RECORDS FOR THE TASK:
* * *

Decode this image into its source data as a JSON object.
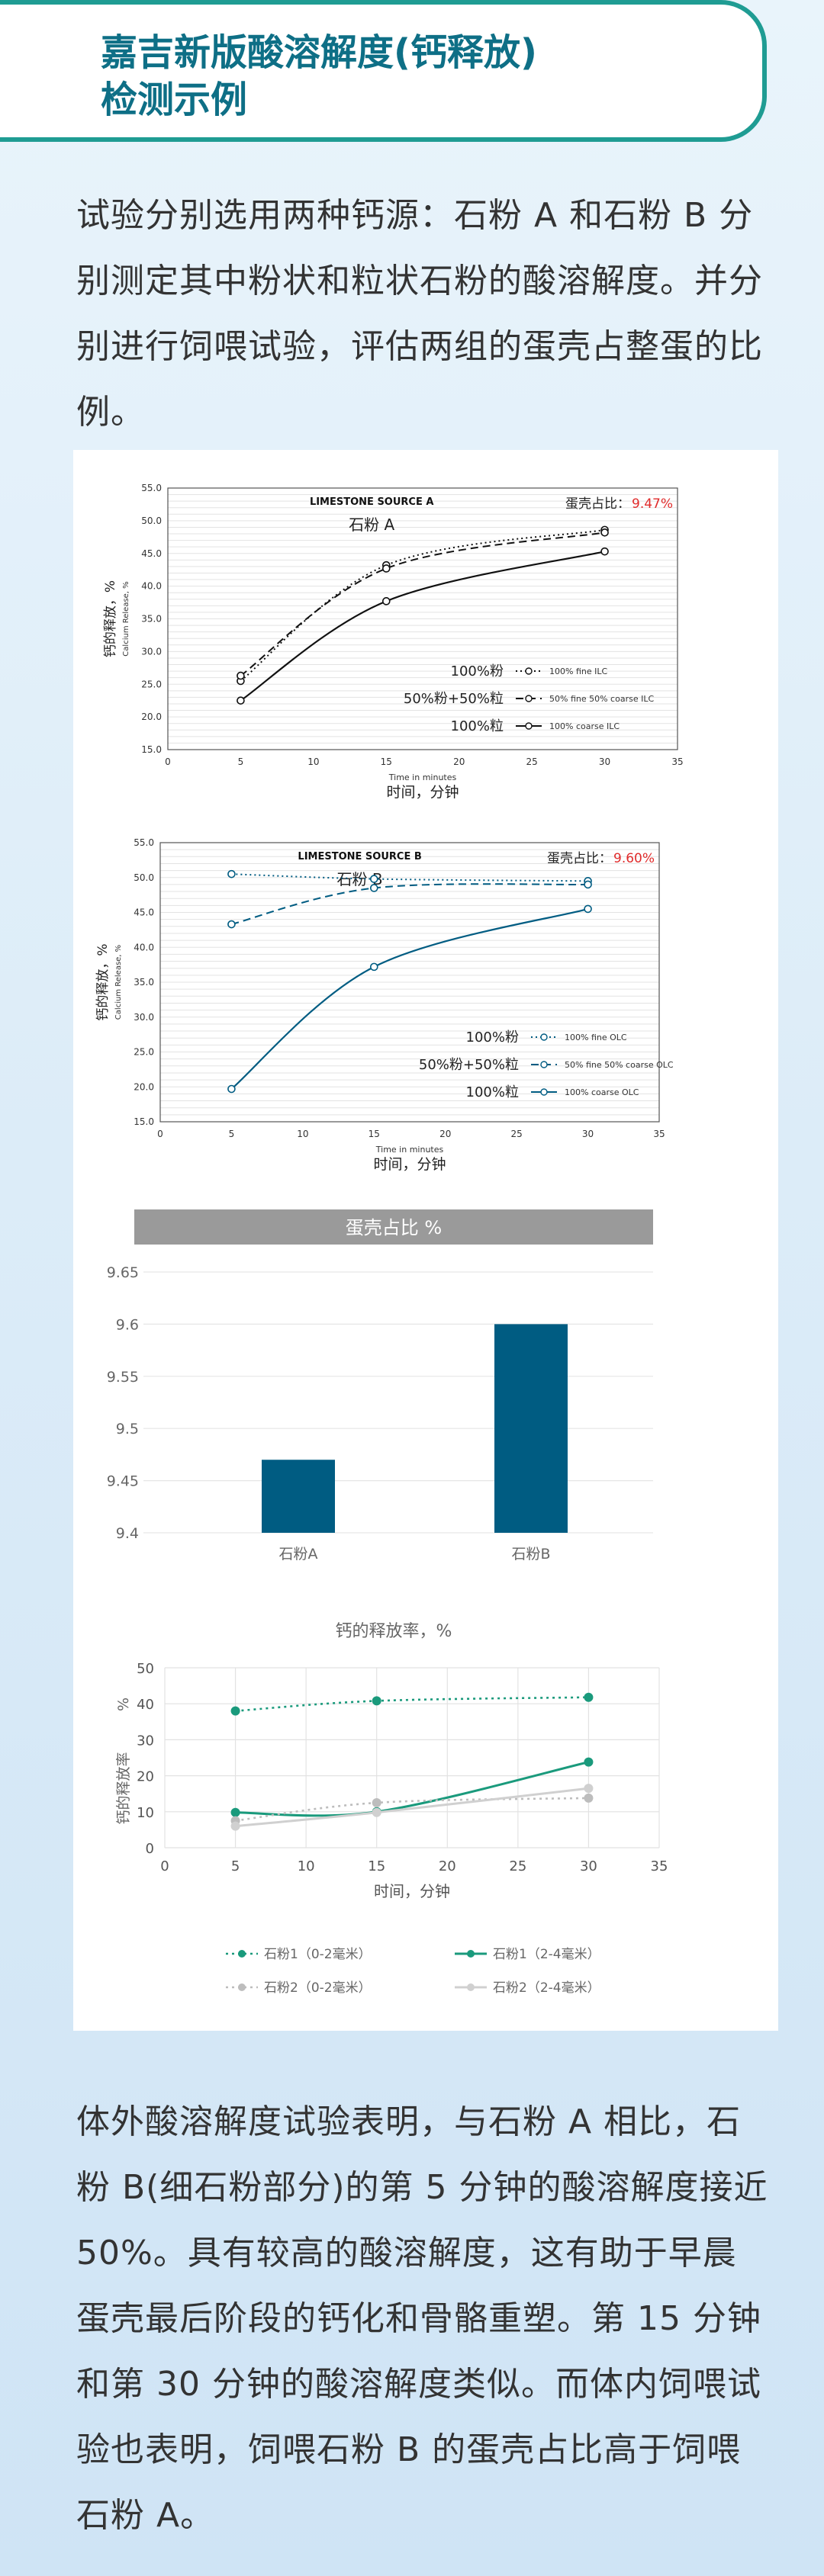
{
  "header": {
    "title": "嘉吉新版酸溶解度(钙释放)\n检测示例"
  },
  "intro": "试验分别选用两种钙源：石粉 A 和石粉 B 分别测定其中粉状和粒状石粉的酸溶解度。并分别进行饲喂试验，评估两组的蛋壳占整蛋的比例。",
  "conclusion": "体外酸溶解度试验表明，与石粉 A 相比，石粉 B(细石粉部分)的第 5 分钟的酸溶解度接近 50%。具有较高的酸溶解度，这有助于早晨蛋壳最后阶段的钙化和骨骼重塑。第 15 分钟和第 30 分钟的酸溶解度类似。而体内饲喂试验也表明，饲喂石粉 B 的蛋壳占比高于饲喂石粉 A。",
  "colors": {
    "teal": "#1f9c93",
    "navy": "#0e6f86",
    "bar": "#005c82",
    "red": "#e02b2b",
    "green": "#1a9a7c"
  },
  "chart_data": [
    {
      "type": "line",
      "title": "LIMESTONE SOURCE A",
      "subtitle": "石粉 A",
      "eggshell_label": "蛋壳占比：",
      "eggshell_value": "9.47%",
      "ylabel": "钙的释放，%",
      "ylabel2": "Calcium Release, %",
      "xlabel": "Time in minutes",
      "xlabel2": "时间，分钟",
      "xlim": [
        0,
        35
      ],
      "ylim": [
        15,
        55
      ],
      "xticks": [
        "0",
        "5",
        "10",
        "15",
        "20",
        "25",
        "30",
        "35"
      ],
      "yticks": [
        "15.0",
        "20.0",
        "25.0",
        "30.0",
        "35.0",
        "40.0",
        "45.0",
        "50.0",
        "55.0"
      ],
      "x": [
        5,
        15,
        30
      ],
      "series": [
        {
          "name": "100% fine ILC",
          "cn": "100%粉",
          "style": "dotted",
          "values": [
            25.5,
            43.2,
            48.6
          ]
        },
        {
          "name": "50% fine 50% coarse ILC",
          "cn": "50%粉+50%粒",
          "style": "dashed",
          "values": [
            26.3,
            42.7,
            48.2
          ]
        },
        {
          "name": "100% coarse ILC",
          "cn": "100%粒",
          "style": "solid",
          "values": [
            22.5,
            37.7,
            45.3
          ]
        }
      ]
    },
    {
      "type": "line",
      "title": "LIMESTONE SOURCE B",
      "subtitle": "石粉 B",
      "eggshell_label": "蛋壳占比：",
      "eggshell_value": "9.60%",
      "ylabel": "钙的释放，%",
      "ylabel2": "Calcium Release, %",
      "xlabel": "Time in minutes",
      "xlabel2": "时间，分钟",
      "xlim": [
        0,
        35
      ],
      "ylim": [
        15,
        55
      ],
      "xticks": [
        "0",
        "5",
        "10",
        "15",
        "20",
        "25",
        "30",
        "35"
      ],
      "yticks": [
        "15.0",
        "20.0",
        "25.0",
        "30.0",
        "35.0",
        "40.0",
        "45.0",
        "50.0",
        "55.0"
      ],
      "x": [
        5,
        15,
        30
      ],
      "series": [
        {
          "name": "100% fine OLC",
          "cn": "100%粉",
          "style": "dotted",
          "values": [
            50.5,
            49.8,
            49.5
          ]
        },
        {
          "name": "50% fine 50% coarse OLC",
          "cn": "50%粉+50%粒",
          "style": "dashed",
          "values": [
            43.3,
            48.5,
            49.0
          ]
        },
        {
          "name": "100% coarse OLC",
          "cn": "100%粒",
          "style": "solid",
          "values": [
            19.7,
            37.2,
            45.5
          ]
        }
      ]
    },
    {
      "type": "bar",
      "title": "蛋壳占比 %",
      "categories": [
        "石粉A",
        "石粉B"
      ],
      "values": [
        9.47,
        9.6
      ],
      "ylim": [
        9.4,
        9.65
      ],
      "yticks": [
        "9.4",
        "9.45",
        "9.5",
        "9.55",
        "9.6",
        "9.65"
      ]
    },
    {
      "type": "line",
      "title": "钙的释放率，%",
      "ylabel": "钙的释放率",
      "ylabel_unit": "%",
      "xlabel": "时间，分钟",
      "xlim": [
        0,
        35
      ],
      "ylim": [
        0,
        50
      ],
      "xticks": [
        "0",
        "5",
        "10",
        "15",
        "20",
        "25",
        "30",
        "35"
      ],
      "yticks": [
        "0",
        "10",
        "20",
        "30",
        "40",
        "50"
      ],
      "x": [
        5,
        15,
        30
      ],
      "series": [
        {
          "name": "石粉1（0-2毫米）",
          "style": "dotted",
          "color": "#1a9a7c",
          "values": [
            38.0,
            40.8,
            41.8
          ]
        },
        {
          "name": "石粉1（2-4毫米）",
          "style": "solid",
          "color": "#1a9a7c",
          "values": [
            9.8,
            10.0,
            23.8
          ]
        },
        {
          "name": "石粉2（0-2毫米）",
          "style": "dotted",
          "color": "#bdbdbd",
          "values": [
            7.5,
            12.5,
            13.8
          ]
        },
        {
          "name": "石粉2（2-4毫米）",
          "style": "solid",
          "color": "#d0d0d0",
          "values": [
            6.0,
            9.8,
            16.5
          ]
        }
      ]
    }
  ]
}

* * *

TASK REQUIREMENTS:
Copy the records exactly as they appear, excluding images.

OUTPUT OF THE EXERCISE:
Decode this image into its source data as a JSON object.
{
  "header": {
    "title": "嘉吉新版酸溶解度(钙释放)\n检测示例"
  },
  "intro": "试验分别选用两种钙源：石粉 A 和石粉 B 分别测定其中粉状和粒状石粉的酸溶解度。并分别进行饲喂试验，评估两组的蛋壳占整蛋的比例。",
  "conclusion": "体外酸溶解度试验表明，与石粉 A 相比，石粉 B(细石粉部分)的第 5 分钟的酸溶解度接近 50%。具有较高的酸溶解度，这有助于早晨蛋壳最后阶段的钙化和骨骼重塑。第 15 分钟和第 30 分钟的酸溶解度类似。而体内饲喂试验也表明，饲喂石粉 B 的蛋壳占比高于饲喂石粉 A。",
  "colors": {
    "teal": "#1f9c93",
    "navy": "#0e6f86",
    "bar": "#005c82",
    "red": "#e02b2b",
    "green": "#1a9a7c"
  },
  "chart_data": [
    {
      "type": "line",
      "title": "LIMESTONE SOURCE A",
      "subtitle": "石粉 A",
      "eggshell_label": "蛋壳占比：",
      "eggshell_value": "9.47%",
      "ylabel": "钙的释放，%",
      "ylabel2": "Calcium Release, %",
      "xlabel": "Time in minutes",
      "xlabel2": "时间，分钟",
      "xlim": [
        0,
        35
      ],
      "ylim": [
        15,
        55
      ],
      "xticks": [
        "0",
        "5",
        "10",
        "15",
        "20",
        "25",
        "30",
        "35"
      ],
      "yticks": [
        "15.0",
        "20.0",
        "25.0",
        "30.0",
        "35.0",
        "40.0",
        "45.0",
        "50.0",
        "55.0"
      ],
      "x": [
        5,
        15,
        30
      ],
      "series": [
        {
          "name": "100% fine ILC",
          "cn": "100%粉",
          "style": "dotted",
          "values": [
            25.5,
            43.2,
            48.6
          ]
        },
        {
          "name": "50% fine 50% coarse ILC",
          "cn": "50%粉+50%粒",
          "style": "dashed",
          "values": [
            26.3,
            42.7,
            48.2
          ]
        },
        {
          "name": "100% coarse ILC",
          "cn": "100%粒",
          "style": "solid",
          "values": [
            22.5,
            37.7,
            45.3
          ]
        }
      ]
    },
    {
      "type": "line",
      "title": "LIMESTONE SOURCE B",
      "subtitle": "石粉 B",
      "eggshell_label": "蛋壳占比：",
      "eggshell_value": "9.60%",
      "ylabel": "钙的释放，%",
      "ylabel2": "Calcium Release, %",
      "xlabel": "Time in minutes",
      "xlabel2": "时间，分钟",
      "xlim": [
        0,
        35
      ],
      "ylim": [
        15,
        55
      ],
      "xticks": [
        "0",
        "5",
        "10",
        "15",
        "20",
        "25",
        "30",
        "35"
      ],
      "yticks": [
        "15.0",
        "20.0",
        "25.0",
        "30.0",
        "35.0",
        "40.0",
        "45.0",
        "50.0",
        "55.0"
      ],
      "x": [
        5,
        15,
        30
      ],
      "series": [
        {
          "name": "100% fine OLC",
          "cn": "100%粉",
          "style": "dotted",
          "values": [
            50.5,
            49.8,
            49.5
          ]
        },
        {
          "name": "50% fine 50% coarse OLC",
          "cn": "50%粉+50%粒",
          "style": "dashed",
          "values": [
            43.3,
            48.5,
            49.0
          ]
        },
        {
          "name": "100% coarse OLC",
          "cn": "100%粒",
          "style": "solid",
          "values": [
            19.7,
            37.2,
            45.5
          ]
        }
      ]
    },
    {
      "type": "bar",
      "title": "蛋壳占比 %",
      "categories": [
        "石粉A",
        "石粉B"
      ],
      "values": [
        9.47,
        9.6
      ],
      "ylim": [
        9.4,
        9.65
      ],
      "yticks": [
        "9.4",
        "9.45",
        "9.5",
        "9.55",
        "9.6",
        "9.65"
      ]
    },
    {
      "type": "line",
      "title": "钙的释放率，%",
      "ylabel": "钙的释放率",
      "ylabel_unit": "%",
      "xlabel": "时间，分钟",
      "xlim": [
        0,
        35
      ],
      "ylim": [
        0,
        50
      ],
      "xticks": [
        "0",
        "5",
        "10",
        "15",
        "20",
        "25",
        "30",
        "35"
      ],
      "yticks": [
        "0",
        "10",
        "20",
        "30",
        "40",
        "50"
      ],
      "x": [
        5,
        15,
        30
      ],
      "series": [
        {
          "name": "石粉1（0-2毫米）",
          "style": "dotted",
          "color": "#1a9a7c",
          "values": [
            38.0,
            40.8,
            41.8
          ]
        },
        {
          "name": "石粉1（2-4毫米）",
          "style": "solid",
          "color": "#1a9a7c",
          "values": [
            9.8,
            10.0,
            23.8
          ]
        },
        {
          "name": "石粉2（0-2毫米）",
          "style": "dotted",
          "color": "#bdbdbd",
          "values": [
            7.5,
            12.5,
            13.8
          ]
        },
        {
          "name": "石粉2（2-4毫米）",
          "style": "solid",
          "color": "#d0d0d0",
          "values": [
            6.0,
            9.8,
            16.5
          ]
        }
      ]
    }
  ]
}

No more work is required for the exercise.